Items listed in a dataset
##############################
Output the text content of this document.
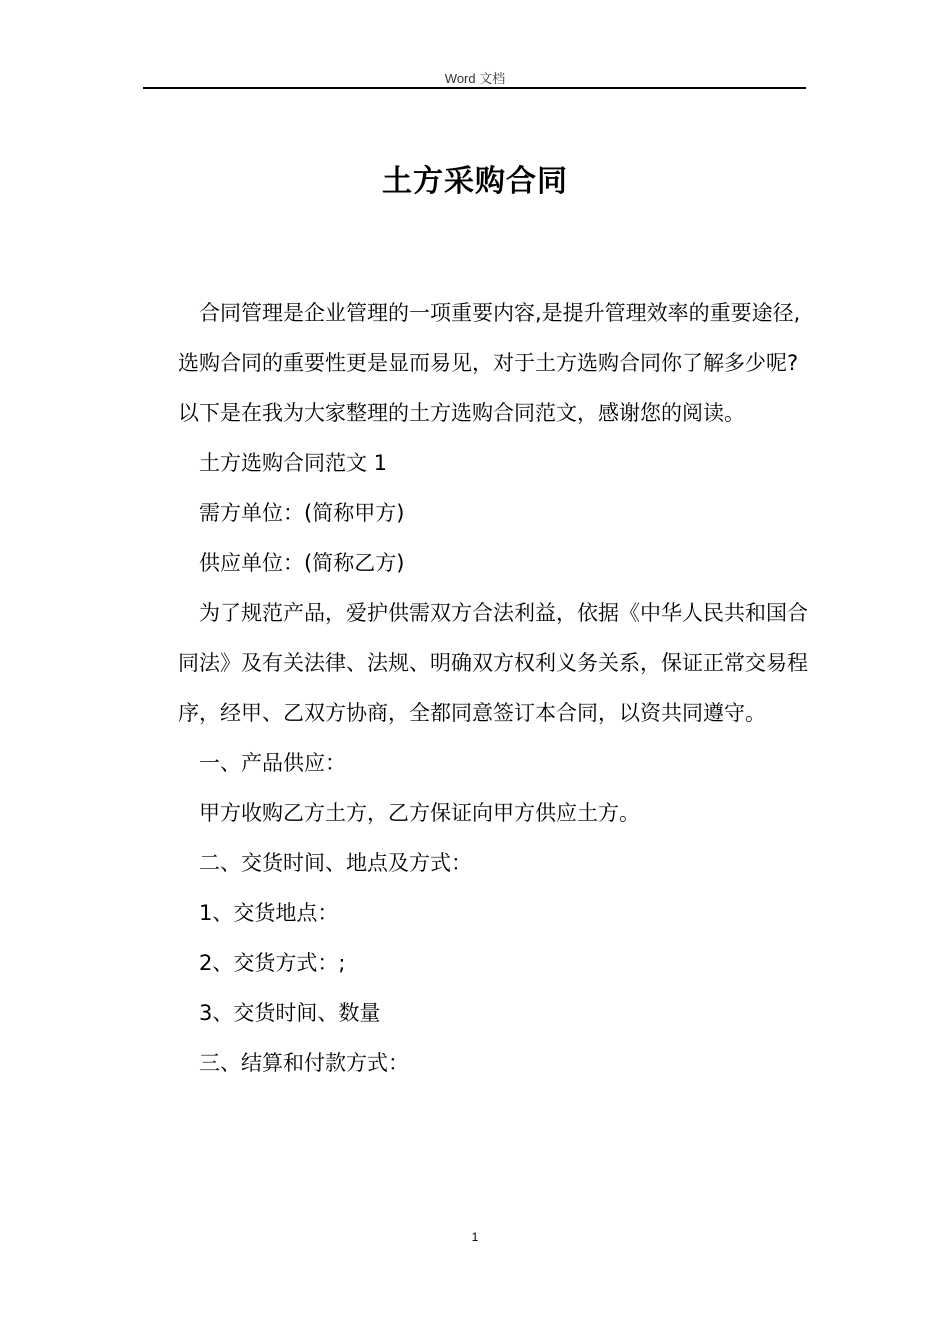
Word 文档
土方采购合同

合同管理是企业管理的一项重要内容,是提升管理效率的重要途径,选购合同的重要性更是显而易见，对于土方选购合同你了解多少呢?以下是在我为大家整理的土方选购合同范文，感谢您的阅读。

土方选购合同范文 1

需方单位：(简称甲方)

供应单位：(简称乙方)

为了规范产品，爱护供需双方合法利益，依据《中华人民共和国合同法》及有关法律、法规、明确双方权利义务关系，保证正常交易程序，经甲、乙双方协商，全都同意签订本合同，以资共同遵守。

一、产品供应：

甲方收购乙方土方，乙方保证向甲方供应土方。

二、交货时间、地点及方式：

1、交货地点：

2、交货方式：;

3、交货时间、数量

三、结算和付款方式：

1
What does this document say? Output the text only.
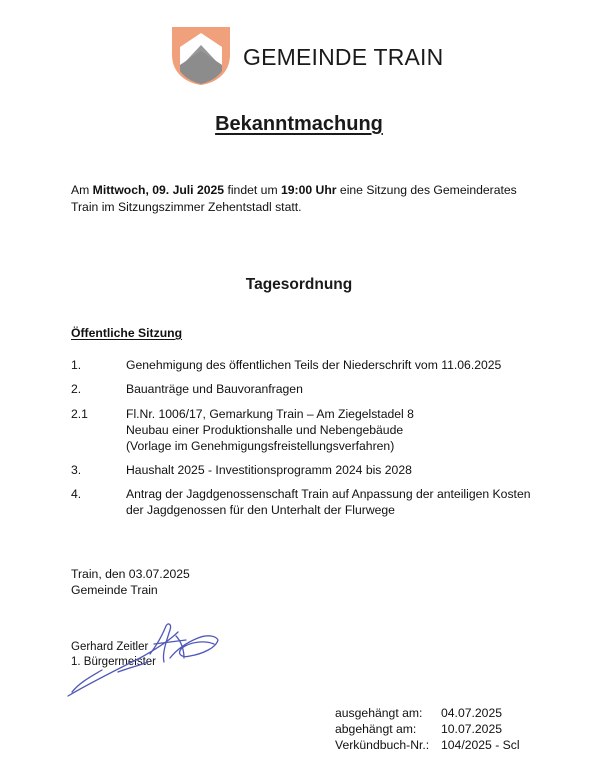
GEMEINDE TRAIN
Bekanntmachung
Am Mittwoch, 09. Juli 2025 findet um 19:00 Uhr eine Sitzung des Gemeinderates
Train im Sitzungszimmer Zehentstadl statt.
Tagesordnung
Öffentliche Sitzung
1.	Genehmigung des öffentlichen Teils der Niederschrift vom 11.06.2025
2.	Bauanträge und Bauvoranfragen
2.1	Fl.Nr. 1006/17, Gemarkung Train – Am Ziegelstadel 8
Neubau einer Produktionshalle und Nebengebäude
(Vorlage im Genehmigungsfreistellungsverfahren)
3.	Haushalt 2025 - Investitionsprogramm 2024 bis 2028
4.	Antrag der Jagdgenossenschaft Train auf Anpassung der anteiligen Kosten
der Jagdgenossen für den Unterhalt der Flurwege
Train, den 03.07.2025
Gemeinde Train
Gerhard Zeitler
1. Bürgermeister
ausgehängt am: 04.07.2025
abgehängt am: 10.07.2025
Verkündbuch-Nr.: 104/2025 - Scl
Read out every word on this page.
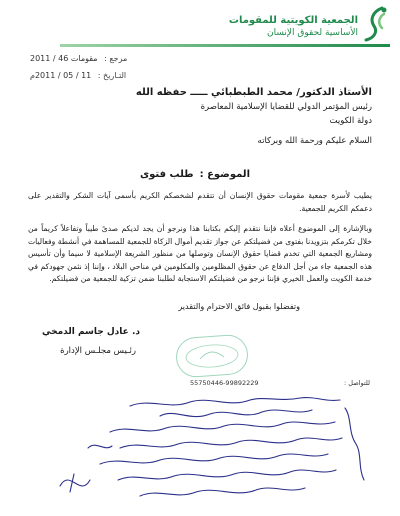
الجمعية الكويتية للمقومات
الأساسية لحقوق الإنسان
مرجع : مقومات 46 / 2011
التـاريخ : 11 / 05 / 2011م
الأستاذ الدكتور/ محمد الطبطبائي ـــــ حفظه الله
رئيس المؤتمر الدولي للقضايا الإسلامية المعاصرة
دولة الكويت
السلام عليكم ورحمة الله وبركاته
الموضوع :طلب فتوى

يطيب لأسرة جمعية مقومات حقوق الإنسان أن تتقدم لشخصكم الكريم بأسمى آيات الشكر والتقدير على دعمكم الكريم للجمعية.

وبالإشارة إلى الموضوع أعلاه فإننا نتقدم إليكم بكتابنا هذا ونرجو أن يجد لديكم صدىً طيباً وتفاعلاً كريماً من خلال تكرمكم بتزويدنا بفتوى من فضيلتكم عن جواز تقديم أموال الزكاة للجمعية للمساهمة في أنشطة وفعاليات ومشاريع الجمعية التي تخدم قضايا حقوق الإنسان وتوصلها من منظور الشريعة الإسلامية لا سيما وأن تأسيس هذه الجمعية جاء من أجل الدفاع عن حقوق المظلومين والمكلومين في مناحي البلاد ، وإننا إذ نثمن جهودكم في خدمة الكويت والعمل الخيري فإننا نرجو من فضيلتكم الاستجابة لطلبنا ضمن تزكية للجمعية من فضيلتكم.

وتفضلوا بقبول فائق الاحترام والتقدير
د. عادل جاسم الدمخي
رئـيس مجلـس الإدارة
للتواصل :
55750446-99892229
##############################
__AIM OF THE TASK__. Print out every entry above without changing a word, and leave out the pictures.

__RESPONSE TO THE EXERCISE__.
Output the text content of this document.
Word 文档
土方采购合同

合同管理是企业管理的一项重要内容,是提升管理效率的重要途径,选购合同的重要性更是显而易见，对于土方选购合同你了解多少呢?以下是在我为大家整理的土方选购合同范文，感谢您的阅读。

土方选购合同范文 1

需方单位：(简称甲方)

供应单位：(简称乙方)

为了规范产品，爱护供需双方合法利益，依据《中华人民共和国合同法》及有关法律、法规、明确双方权利义务关系，保证正常交易程序，经甲、乙双方协商，全都同意签订本合同，以资共同遵守。

一、产品供应：

甲方收购乙方土方，乙方保证向甲方供应土方。

二、交货时间、地点及方式：

1、交货地点：

2、交货方式：;

3、交货时间、数量

三、结算和付款方式：

1
What does this document say? Output the text only.
GEMEINDE TRAIN
Bekanntmachung
Am Mittwoch, 09. Juli 2025 findet um 19:00 Uhr eine Sitzung des Gemeinderates
Train im Sitzungszimmer Zehentstadl statt.
Tagesordnung
Öffentliche Sitzung
1.	Genehmigung des öffentlichen Teils der Niederschrift vom 11.06.2025
2.	Bauanträge und Bauvoranfragen
2.1	Fl.Nr. 1006/17, Gemarkung Train – Am Ziegelstadel 8
Neubau einer Produktionshalle und Nebengebäude
(Vorlage im Genehmigungsfreistellungsverfahren)
3.	Haushalt 2025 - Investitionsprogramm 2024 bis 2028
4.	Antrag der Jagdgenossenschaft Train auf Anpassung der anteiligen Kosten
der Jagdgenossen für den Unterhalt der Flurwege
Train, den 03.07.2025
Gemeinde Train
Gerhard Zeitler
1. Bürgermeister
ausgehängt am: 04.07.2025
abgehängt am: 10.07.2025
Verkündbuch-Nr.: 104/2025 - Scl
Read out every word on this page.
الجمعية الكويتية للمقومات
الأساسية لحقوق الإنسان
مرجع : مقومات 46 / 2011
التـاريخ : 11 / 05 / 2011م
الأستاذ الدكتور/ محمد الطبطبائي ـــــ حفظه الله
رئيس المؤتمر الدولي للقضايا الإسلامية المعاصرة
دولة الكويت
السلام عليكم ورحمة الله وبركاته
الموضوع :طلب فتوى

يطيب لأسرة جمعية مقومات حقوق الإنسان أن تتقدم لشخصكم الكريم بأسمى آيات الشكر والتقدير على دعمكم الكريم للجمعية.

وبالإشارة إلى الموضوع أعلاه فإننا نتقدم إليكم بكتابنا هذا ونرجو أن يجد لديكم صدىً طيباً وتفاعلاً كريماً من خلال تكرمكم بتزويدنا بفتوى من فضيلتكم عن جواز تقديم أموال الزكاة للجمعية للمساهمة في أنشطة وفعاليات ومشاريع الجمعية التي تخدم قضايا حقوق الإنسان وتوصلها من منظور الشريعة الإسلامية لا سيما وأن تأسيس هذه الجمعية جاء من أجل الدفاع عن حقوق المظلومين والمكلومين في مناحي البلاد ، وإننا إذ نثمن جهودكم في خدمة الكويت والعمل الخيري فإننا نرجو من فضيلتكم الاستجابة لطلبنا ضمن تزكية للجمعية من فضيلتكم.

وتفضلوا بقبول فائق الاحترام والتقدير
د. عادل جاسم الدمخي
رئـيس مجلـس الإدارة
للتواصل :
55750446-99892229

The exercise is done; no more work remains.